# DATA PROVIDED
⟨

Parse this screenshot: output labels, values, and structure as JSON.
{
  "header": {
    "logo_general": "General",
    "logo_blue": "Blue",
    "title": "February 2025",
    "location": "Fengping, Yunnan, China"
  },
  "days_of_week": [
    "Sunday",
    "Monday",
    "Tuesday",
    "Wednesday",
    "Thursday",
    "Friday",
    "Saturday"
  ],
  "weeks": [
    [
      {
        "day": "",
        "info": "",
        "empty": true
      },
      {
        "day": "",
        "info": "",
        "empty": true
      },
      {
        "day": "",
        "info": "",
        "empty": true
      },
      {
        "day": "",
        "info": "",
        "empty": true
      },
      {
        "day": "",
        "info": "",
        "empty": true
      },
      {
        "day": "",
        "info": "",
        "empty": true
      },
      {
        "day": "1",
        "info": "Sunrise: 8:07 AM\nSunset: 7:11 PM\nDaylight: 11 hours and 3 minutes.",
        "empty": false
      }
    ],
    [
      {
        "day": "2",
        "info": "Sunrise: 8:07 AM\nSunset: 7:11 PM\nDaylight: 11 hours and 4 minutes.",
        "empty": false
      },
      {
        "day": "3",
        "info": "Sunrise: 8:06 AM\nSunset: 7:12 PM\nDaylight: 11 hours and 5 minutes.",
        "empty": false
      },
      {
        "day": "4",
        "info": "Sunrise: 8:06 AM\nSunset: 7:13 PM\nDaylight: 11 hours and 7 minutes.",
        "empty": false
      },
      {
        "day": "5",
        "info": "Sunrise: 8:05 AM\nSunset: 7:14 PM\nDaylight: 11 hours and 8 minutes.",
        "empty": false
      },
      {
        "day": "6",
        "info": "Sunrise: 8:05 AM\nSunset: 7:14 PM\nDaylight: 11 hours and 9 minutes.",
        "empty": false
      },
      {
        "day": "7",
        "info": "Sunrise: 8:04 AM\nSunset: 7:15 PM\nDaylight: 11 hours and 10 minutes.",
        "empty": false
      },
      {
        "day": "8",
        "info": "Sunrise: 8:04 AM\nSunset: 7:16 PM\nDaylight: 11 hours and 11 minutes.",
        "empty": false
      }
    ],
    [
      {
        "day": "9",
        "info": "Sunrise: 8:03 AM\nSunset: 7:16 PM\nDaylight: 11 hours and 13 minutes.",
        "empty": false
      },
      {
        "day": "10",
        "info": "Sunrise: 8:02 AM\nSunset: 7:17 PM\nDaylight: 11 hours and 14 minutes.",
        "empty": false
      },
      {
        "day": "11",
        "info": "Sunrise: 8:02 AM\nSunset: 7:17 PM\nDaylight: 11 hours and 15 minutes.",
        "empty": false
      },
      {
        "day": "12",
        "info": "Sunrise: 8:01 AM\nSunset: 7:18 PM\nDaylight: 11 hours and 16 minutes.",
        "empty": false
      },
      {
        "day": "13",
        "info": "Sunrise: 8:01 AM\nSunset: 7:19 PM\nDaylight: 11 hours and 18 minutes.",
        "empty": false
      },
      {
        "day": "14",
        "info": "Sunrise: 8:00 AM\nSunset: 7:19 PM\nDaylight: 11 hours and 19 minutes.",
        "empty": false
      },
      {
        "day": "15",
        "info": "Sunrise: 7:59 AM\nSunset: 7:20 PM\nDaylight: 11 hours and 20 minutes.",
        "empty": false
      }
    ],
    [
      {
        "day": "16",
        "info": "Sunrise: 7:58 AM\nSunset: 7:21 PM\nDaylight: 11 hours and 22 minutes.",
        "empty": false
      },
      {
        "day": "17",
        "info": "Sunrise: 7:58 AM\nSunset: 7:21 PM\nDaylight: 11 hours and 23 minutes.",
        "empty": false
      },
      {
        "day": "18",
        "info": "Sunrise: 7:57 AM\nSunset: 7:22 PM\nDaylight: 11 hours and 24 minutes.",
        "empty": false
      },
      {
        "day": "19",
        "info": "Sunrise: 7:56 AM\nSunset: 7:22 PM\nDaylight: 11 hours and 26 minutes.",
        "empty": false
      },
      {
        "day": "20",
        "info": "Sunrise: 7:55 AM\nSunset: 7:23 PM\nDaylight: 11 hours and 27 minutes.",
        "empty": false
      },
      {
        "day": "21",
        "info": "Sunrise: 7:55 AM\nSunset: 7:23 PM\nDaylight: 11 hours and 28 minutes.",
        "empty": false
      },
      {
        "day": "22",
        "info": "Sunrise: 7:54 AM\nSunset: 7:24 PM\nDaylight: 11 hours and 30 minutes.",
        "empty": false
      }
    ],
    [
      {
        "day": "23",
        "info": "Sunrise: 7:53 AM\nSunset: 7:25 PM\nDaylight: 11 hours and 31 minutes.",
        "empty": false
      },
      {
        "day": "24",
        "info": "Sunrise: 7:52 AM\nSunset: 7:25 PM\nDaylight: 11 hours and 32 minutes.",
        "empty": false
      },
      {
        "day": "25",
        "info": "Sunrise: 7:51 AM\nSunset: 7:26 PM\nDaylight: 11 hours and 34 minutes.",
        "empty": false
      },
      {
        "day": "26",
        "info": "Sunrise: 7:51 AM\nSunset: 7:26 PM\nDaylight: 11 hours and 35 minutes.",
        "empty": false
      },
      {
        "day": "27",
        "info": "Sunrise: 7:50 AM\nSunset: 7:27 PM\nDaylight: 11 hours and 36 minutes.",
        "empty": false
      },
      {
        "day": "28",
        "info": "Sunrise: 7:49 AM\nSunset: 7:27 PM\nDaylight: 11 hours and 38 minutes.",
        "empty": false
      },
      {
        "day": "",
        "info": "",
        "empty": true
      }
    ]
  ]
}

⟩

# DIRECTIVE
Your task is to return the full listing exactly as it was given.

# EXPECTED OUTPUT
Parse this screenshot: output labels, values, and structure as JSON.
{
  "header": {
    "logo_general": "General",
    "logo_blue": "Blue",
    "title": "February 2025",
    "location": "Fengping, Yunnan, China"
  },
  "days_of_week": [
    "Sunday",
    "Monday",
    "Tuesday",
    "Wednesday",
    "Thursday",
    "Friday",
    "Saturday"
  ],
  "weeks": [
    [
      {
        "day": "",
        "info": "",
        "empty": true
      },
      {
        "day": "",
        "info": "",
        "empty": true
      },
      {
        "day": "",
        "info": "",
        "empty": true
      },
      {
        "day": "",
        "info": "",
        "empty": true
      },
      {
        "day": "",
        "info": "",
        "empty": true
      },
      {
        "day": "",
        "info": "",
        "empty": true
      },
      {
        "day": "1",
        "info": "Sunrise: 8:07 AM\nSunset: 7:11 PM\nDaylight: 11 hours and 3 minutes.",
        "empty": false
      }
    ],
    [
      {
        "day": "2",
        "info": "Sunrise: 8:07 AM\nSunset: 7:11 PM\nDaylight: 11 hours and 4 minutes.",
        "empty": false
      },
      {
        "day": "3",
        "info": "Sunrise: 8:06 AM\nSunset: 7:12 PM\nDaylight: 11 hours and 5 minutes.",
        "empty": false
      },
      {
        "day": "4",
        "info": "Sunrise: 8:06 AM\nSunset: 7:13 PM\nDaylight: 11 hours and 7 minutes.",
        "empty": false
      },
      {
        "day": "5",
        "info": "Sunrise: 8:05 AM\nSunset: 7:14 PM\nDaylight: 11 hours and 8 minutes.",
        "empty": false
      },
      {
        "day": "6",
        "info": "Sunrise: 8:05 AM\nSunset: 7:14 PM\nDaylight: 11 hours and 9 minutes.",
        "empty": false
      },
      {
        "day": "7",
        "info": "Sunrise: 8:04 AM\nSunset: 7:15 PM\nDaylight: 11 hours and 10 minutes.",
        "empty": false
      },
      {
        "day": "8",
        "info": "Sunrise: 8:04 AM\nSunset: 7:16 PM\nDaylight: 11 hours and 11 minutes.",
        "empty": false
      }
    ],
    [
      {
        "day": "9",
        "info": "Sunrise: 8:03 AM\nSunset: 7:16 PM\nDaylight: 11 hours and 13 minutes.",
        "empty": false
      },
      {
        "day": "10",
        "info": "Sunrise: 8:02 AM\nSunset: 7:17 PM\nDaylight: 11 hours and 14 minutes.",
        "empty": false
      },
      {
        "day": "11",
        "info": "Sunrise: 8:02 AM\nSunset: 7:17 PM\nDaylight: 11 hours and 15 minutes.",
        "empty": false
      },
      {
        "day": "12",
        "info": "Sunrise: 8:01 AM\nSunset: 7:18 PM\nDaylight: 11 hours and 16 minutes.",
        "empty": false
      },
      {
        "day": "13",
        "info": "Sunrise: 8:01 AM\nSunset: 7:19 PM\nDaylight: 11 hours and 18 minutes.",
        "empty": false
      },
      {
        "day": "14",
        "info": "Sunrise: 8:00 AM\nSunset: 7:19 PM\nDaylight: 11 hours and 19 minutes.",
        "empty": false
      },
      {
        "day": "15",
        "info": "Sunrise: 7:59 AM\nSunset: 7:20 PM\nDaylight: 11 hours and 20 minutes.",
        "empty": false
      }
    ],
    [
      {
        "day": "16",
        "info": "Sunrise: 7:58 AM\nSunset: 7:21 PM\nDaylight: 11 hours and 22 minutes.",
        "empty": false
      },
      {
        "day": "17",
        "info": "Sunrise: 7:58 AM\nSunset: 7:21 PM\nDaylight: 11 hours and 23 minutes.",
        "empty": false
      },
      {
        "day": "18",
        "info": "Sunrise: 7:57 AM\nSunset: 7:22 PM\nDaylight: 11 hours and 24 minutes.",
        "empty": false
      },
      {
        "day": "19",
        "info": "Sunrise: 7:56 AM\nSunset: 7:22 PM\nDaylight: 11 hours and 26 minutes.",
        "empty": false
      },
      {
        "day": "20",
        "info": "Sunrise: 7:55 AM\nSunset: 7:23 PM\nDaylight: 11 hours and 27 minutes.",
        "empty": false
      },
      {
        "day": "21",
        "info": "Sunrise: 7:55 AM\nSunset: 7:23 PM\nDaylight: 11 hours and 28 minutes.",
        "empty": false
      },
      {
        "day": "22",
        "info": "Sunrise: 7:54 AM\nSunset: 7:24 PM\nDaylight: 11 hours and 30 minutes.",
        "empty": false
      }
    ],
    [
      {
        "day": "23",
        "info": "Sunrise: 7:53 AM\nSunset: 7:25 PM\nDaylight: 11 hours and 31 minutes.",
        "empty": false
      },
      {
        "day": "24",
        "info": "Sunrise: 7:52 AM\nSunset: 7:25 PM\nDaylight: 11 hours and 32 minutes.",
        "empty": false
      },
      {
        "day": "25",
        "info": "Sunrise: 7:51 AM\nSunset: 7:26 PM\nDaylight: 11 hours and 34 minutes.",
        "empty": false
      },
      {
        "day": "26",
        "info": "Sunrise: 7:51 AM\nSunset: 7:26 PM\nDaylight: 11 hours and 35 minutes.",
        "empty": false
      },
      {
        "day": "27",
        "info": "Sunrise: 7:50 AM\nSunset: 7:27 PM\nDaylight: 11 hours and 36 minutes.",
        "empty": false
      },
      {
        "day": "28",
        "info": "Sunrise: 7:49 AM\nSunset: 7:27 PM\nDaylight: 11 hours and 38 minutes.",
        "empty": false
      },
      {
        "day": "",
        "info": "",
        "empty": true
      }
    ]
  ]
}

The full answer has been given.